> **Data shown**:
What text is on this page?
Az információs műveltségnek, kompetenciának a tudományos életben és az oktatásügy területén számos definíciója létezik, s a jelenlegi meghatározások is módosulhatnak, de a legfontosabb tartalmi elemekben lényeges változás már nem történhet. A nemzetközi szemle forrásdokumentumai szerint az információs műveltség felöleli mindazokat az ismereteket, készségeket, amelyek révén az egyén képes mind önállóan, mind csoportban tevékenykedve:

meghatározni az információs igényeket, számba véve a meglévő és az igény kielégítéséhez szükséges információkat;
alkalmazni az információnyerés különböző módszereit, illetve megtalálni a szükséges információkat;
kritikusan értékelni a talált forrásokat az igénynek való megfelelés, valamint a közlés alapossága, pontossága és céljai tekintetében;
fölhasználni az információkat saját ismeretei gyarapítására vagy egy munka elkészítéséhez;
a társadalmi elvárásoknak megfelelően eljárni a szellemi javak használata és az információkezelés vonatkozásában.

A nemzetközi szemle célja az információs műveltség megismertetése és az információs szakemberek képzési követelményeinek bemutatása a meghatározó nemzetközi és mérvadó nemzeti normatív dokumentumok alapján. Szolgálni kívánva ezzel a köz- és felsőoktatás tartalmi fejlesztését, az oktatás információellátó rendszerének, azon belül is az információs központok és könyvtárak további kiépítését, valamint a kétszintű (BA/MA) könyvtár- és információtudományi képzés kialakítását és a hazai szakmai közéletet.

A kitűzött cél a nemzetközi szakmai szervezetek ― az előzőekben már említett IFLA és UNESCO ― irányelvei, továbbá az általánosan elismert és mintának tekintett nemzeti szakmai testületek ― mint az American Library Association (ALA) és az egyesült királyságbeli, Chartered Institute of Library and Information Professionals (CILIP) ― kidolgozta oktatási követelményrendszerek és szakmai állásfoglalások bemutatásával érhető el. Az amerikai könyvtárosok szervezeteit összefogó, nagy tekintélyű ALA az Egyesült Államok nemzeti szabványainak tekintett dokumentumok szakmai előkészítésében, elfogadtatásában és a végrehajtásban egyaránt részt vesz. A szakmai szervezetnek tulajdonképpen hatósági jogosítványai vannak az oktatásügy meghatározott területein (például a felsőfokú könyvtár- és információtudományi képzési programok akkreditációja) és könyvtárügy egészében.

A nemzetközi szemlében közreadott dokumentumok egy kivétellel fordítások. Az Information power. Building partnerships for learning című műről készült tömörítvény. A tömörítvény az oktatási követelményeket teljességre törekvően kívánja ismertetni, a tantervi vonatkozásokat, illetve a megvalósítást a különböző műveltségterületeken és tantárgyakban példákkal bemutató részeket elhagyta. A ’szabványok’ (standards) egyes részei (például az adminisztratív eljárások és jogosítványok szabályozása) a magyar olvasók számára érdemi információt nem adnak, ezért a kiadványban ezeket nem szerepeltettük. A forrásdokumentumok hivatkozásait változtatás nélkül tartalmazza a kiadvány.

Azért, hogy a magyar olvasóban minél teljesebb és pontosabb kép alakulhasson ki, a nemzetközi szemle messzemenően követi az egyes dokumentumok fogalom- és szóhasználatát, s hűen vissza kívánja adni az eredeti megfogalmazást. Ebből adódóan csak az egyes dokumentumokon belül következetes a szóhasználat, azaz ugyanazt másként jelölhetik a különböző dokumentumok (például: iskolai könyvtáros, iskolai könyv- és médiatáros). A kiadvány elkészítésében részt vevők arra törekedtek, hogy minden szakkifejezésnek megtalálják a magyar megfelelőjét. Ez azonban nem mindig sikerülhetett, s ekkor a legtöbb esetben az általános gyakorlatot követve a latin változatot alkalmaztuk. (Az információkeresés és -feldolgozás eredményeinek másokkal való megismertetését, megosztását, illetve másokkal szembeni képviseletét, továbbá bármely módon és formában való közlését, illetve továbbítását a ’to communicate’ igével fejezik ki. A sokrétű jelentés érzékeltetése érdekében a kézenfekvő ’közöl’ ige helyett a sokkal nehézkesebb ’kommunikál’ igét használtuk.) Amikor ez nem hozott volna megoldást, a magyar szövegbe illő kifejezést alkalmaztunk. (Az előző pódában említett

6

> **Aim of the exercise**:
From the data above, work out how many lines contain the string "információkat" and reply with only the number.

> **Task solution**:
3